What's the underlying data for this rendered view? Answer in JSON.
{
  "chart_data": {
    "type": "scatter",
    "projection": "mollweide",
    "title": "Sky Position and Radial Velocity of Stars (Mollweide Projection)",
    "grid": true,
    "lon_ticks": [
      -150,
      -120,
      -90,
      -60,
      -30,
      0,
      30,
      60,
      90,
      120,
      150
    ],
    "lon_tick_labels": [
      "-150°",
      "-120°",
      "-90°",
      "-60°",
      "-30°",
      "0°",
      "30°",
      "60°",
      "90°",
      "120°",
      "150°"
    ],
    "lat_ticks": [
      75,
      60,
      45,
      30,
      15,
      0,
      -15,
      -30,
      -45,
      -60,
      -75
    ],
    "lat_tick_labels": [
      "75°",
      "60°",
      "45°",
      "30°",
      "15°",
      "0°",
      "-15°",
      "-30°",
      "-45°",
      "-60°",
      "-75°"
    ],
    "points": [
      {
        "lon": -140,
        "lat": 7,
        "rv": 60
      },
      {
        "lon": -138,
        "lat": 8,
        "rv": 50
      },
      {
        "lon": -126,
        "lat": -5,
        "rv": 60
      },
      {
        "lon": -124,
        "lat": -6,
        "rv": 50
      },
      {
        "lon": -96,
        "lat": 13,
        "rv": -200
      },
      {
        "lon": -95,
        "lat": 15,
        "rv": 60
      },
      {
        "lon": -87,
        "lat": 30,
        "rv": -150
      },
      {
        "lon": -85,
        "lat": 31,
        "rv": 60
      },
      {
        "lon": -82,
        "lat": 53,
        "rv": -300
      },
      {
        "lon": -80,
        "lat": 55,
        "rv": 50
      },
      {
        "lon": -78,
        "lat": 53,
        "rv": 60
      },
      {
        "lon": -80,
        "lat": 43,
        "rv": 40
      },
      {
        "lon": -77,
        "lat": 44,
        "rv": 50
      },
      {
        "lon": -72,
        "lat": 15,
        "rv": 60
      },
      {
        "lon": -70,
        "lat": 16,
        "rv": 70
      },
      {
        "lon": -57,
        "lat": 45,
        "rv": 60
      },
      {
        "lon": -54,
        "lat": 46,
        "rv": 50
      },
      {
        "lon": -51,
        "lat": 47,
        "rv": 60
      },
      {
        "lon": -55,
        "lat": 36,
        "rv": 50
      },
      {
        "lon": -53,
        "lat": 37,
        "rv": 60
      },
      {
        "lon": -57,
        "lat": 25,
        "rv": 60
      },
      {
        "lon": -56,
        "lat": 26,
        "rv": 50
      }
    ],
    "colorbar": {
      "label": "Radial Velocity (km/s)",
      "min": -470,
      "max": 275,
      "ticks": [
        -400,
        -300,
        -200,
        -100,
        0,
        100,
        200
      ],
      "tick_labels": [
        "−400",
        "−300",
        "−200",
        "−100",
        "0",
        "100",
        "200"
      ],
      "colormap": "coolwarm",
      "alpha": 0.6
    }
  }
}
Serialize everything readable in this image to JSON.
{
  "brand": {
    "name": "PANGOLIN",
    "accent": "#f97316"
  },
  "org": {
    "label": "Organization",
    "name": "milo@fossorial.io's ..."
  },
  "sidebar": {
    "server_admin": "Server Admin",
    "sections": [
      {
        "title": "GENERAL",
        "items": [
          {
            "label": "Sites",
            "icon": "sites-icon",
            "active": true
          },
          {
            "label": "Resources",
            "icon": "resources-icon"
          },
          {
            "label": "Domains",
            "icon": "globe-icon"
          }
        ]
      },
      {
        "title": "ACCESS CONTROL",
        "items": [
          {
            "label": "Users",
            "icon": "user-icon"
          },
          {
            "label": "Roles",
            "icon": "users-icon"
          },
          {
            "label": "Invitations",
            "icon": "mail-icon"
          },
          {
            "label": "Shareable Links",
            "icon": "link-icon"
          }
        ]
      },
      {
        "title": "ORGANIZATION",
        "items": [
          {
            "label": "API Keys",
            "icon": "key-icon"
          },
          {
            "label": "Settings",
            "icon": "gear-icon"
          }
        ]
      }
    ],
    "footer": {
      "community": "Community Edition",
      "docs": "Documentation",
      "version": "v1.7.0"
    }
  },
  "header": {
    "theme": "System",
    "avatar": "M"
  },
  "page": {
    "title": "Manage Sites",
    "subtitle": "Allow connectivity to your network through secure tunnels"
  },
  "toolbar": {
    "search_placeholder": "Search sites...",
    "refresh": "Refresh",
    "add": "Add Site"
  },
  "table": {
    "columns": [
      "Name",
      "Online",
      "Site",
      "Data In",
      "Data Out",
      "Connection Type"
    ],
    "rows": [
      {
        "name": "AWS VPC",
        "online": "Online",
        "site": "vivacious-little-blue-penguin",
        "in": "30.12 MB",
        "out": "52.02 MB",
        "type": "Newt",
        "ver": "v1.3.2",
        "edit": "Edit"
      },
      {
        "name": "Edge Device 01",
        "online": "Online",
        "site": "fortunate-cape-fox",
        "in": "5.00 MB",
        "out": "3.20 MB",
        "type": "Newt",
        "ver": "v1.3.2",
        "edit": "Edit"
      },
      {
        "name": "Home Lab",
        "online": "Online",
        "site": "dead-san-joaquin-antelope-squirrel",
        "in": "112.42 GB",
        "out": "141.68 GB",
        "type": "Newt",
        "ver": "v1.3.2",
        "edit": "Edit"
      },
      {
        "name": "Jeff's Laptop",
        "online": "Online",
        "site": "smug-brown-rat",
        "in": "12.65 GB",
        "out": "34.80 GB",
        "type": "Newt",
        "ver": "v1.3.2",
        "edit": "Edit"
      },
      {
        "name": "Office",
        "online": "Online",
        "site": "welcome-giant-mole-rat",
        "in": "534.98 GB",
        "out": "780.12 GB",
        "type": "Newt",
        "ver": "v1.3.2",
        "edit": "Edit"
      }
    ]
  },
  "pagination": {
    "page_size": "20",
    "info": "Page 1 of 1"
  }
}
-- -- --
→ **Exercise brief**:
Repeat the entries shown above, every one, word for word.

→ **Reply to the task**:
What's the underlying data for this rendered view? Answer in JSON.
{
  "chart_data": {
    "type": "scatter",
    "projection": "mollweide",
    "title": "Sky Position and Radial Velocity of Stars (Mollweide Projection)",
    "grid": true,
    "lon_ticks": [
      -150,
      -120,
      -90,
      -60,
      -30,
      0,
      30,
      60,
      90,
      120,
      150
    ],
    "lon_tick_labels": [
      "-150°",
      "-120°",
      "-90°",
      "-60°",
      "-30°",
      "0°",
      "30°",
      "60°",
      "90°",
      "120°",
      "150°"
    ],
    "lat_ticks": [
      75,
      60,
      45,
      30,
      15,
      0,
      -15,
      -30,
      -45,
      -60,
      -75
    ],
    "lat_tick_labels": [
      "75°",
      "60°",
      "45°",
      "30°",
      "15°",
      "0°",
      "-15°",
      "-30°",
      "-45°",
      "-60°",
      "-75°"
    ],
    "points": [
      {
        "lon": -140,
        "lat": 7,
        "rv": 60
      },
      {
        "lon": -138,
        "lat": 8,
        "rv": 50
      },
      {
        "lon": -126,
        "lat": -5,
        "rv": 60
      },
      {
        "lon": -124,
        "lat": -6,
        "rv": 50
      },
      {
        "lon": -96,
        "lat": 13,
        "rv": -200
      },
      {
        "lon": -95,
        "lat": 15,
        "rv": 60
      },
      {
        "lon": -87,
        "lat": 30,
        "rv": -150
      },
      {
        "lon": -85,
        "lat": 31,
        "rv": 60
      },
      {
        "lon": -82,
        "lat": 53,
        "rv": -300
      },
      {
        "lon": -80,
        "lat": 55,
        "rv": 50
      },
      {
        "lon": -78,
        "lat": 53,
        "rv": 60
      },
      {
        "lon": -80,
        "lat": 43,
        "rv": 40
      },
      {
        "lon": -77,
        "lat": 44,
        "rv": 50
      },
      {
        "lon": -72,
        "lat": 15,
        "rv": 60
      },
      {
        "lon": -70,
        "lat": 16,
        "rv": 70
      },
      {
        "lon": -57,
        "lat": 45,
        "rv": 60
      },
      {
        "lon": -54,
        "lat": 46,
        "rv": 50
      },
      {
        "lon": -51,
        "lat": 47,
        "rv": 60
      },
      {
        "lon": -55,
        "lat": 36,
        "rv": 50
      },
      {
        "lon": -53,
        "lat": 37,
        "rv": 60
      },
      {
        "lon": -57,
        "lat": 25,
        "rv": 60
      },
      {
        "lon": -56,
        "lat": 26,
        "rv": 50
      }
    ],
    "colorbar": {
      "label": "Radial Velocity (km/s)",
      "min": -470,
      "max": 275,
      "ticks": [
        -400,
        -300,
        -200,
        -100,
        0,
        100,
        200
      ],
      "tick_labels": [
        "−400",
        "−300",
        "−200",
        "−100",
        "0",
        "100",
        "200"
      ],
      "colormap": "coolwarm",
      "alpha": 0.6
    }
  }
}
Serialize everything readable in this image to JSON.
{
  "brand": {
    "name": "PANGOLIN",
    "accent": "#f97316"
  },
  "org": {
    "label": "Organization",
    "name": "milo@fossorial.io's ..."
  },
  "sidebar": {
    "server_admin": "Server Admin",
    "sections": [
      {
        "title": "GENERAL",
        "items": [
          {
            "label": "Sites",
            "icon": "sites-icon",
            "active": true
          },
          {
            "label": "Resources",
            "icon": "resources-icon"
          },
          {
            "label": "Domains",
            "icon": "globe-icon"
          }
        ]
      },
      {
        "title": "ACCESS CONTROL",
        "items": [
          {
            "label": "Users",
            "icon": "user-icon"
          },
          {
            "label": "Roles",
            "icon": "users-icon"
          },
          {
            "label": "Invitations",
            "icon": "mail-icon"
          },
          {
            "label": "Shareable Links",
            "icon": "link-icon"
          }
        ]
      },
      {
        "title": "ORGANIZATION",
        "items": [
          {
            "label": "API Keys",
            "icon": "key-icon"
          },
          {
            "label": "Settings",
            "icon": "gear-icon"
          }
        ]
      }
    ],
    "footer": {
      "community": "Community Edition",
      "docs": "Documentation",
      "version": "v1.7.0"
    }
  },
  "header": {
    "theme": "System",
    "avatar": "M"
  },
  "page": {
    "title": "Manage Sites",
    "subtitle": "Allow connectivity to your network through secure tunnels"
  },
  "toolbar": {
    "search_placeholder": "Search sites...",
    "refresh": "Refresh",
    "add": "Add Site"
  },
  "table": {
    "columns": [
      "Name",
      "Online",
      "Site",
      "Data In",
      "Data Out",
      "Connection Type"
    ],
    "rows": [
      {
        "name": "AWS VPC",
        "online": "Online",
        "site": "vivacious-little-blue-penguin",
        "in": "30.12 MB",
        "out": "52.02 MB",
        "type": "Newt",
        "ver": "v1.3.2",
        "edit": "Edit"
      },
      {
        "name": "Edge Device 01",
        "online": "Online",
        "site": "fortunate-cape-fox",
        "in": "5.00 MB",
        "out": "3.20 MB",
        "type": "Newt",
        "ver": "v1.3.2",
        "edit": "Edit"
      },
      {
        "name": "Home Lab",
        "online": "Online",
        "site": "dead-san-joaquin-antelope-squirrel",
        "in": "112.42 GB",
        "out": "141.68 GB",
        "type": "Newt",
        "ver": "v1.3.2",
        "edit": "Edit"
      },
      {
        "name": "Jeff's Laptop",
        "online": "Online",
        "site": "smug-brown-rat",
        "in": "12.65 GB",
        "out": "34.80 GB",
        "type": "Newt",
        "ver": "v1.3.2",
        "edit": "Edit"
      },
      {
        "name": "Office",
        "online": "Online",
        "site": "welcome-giant-mole-rat",
        "in": "534.98 GB",
        "out": "780.12 GB",
        "type": "Newt",
        "ver": "v1.3.2",
        "edit": "Edit"
      }
    ]
  },
  "pagination": {
    "page_size": "20",
    "info": "Page 1 of 1"
  }
}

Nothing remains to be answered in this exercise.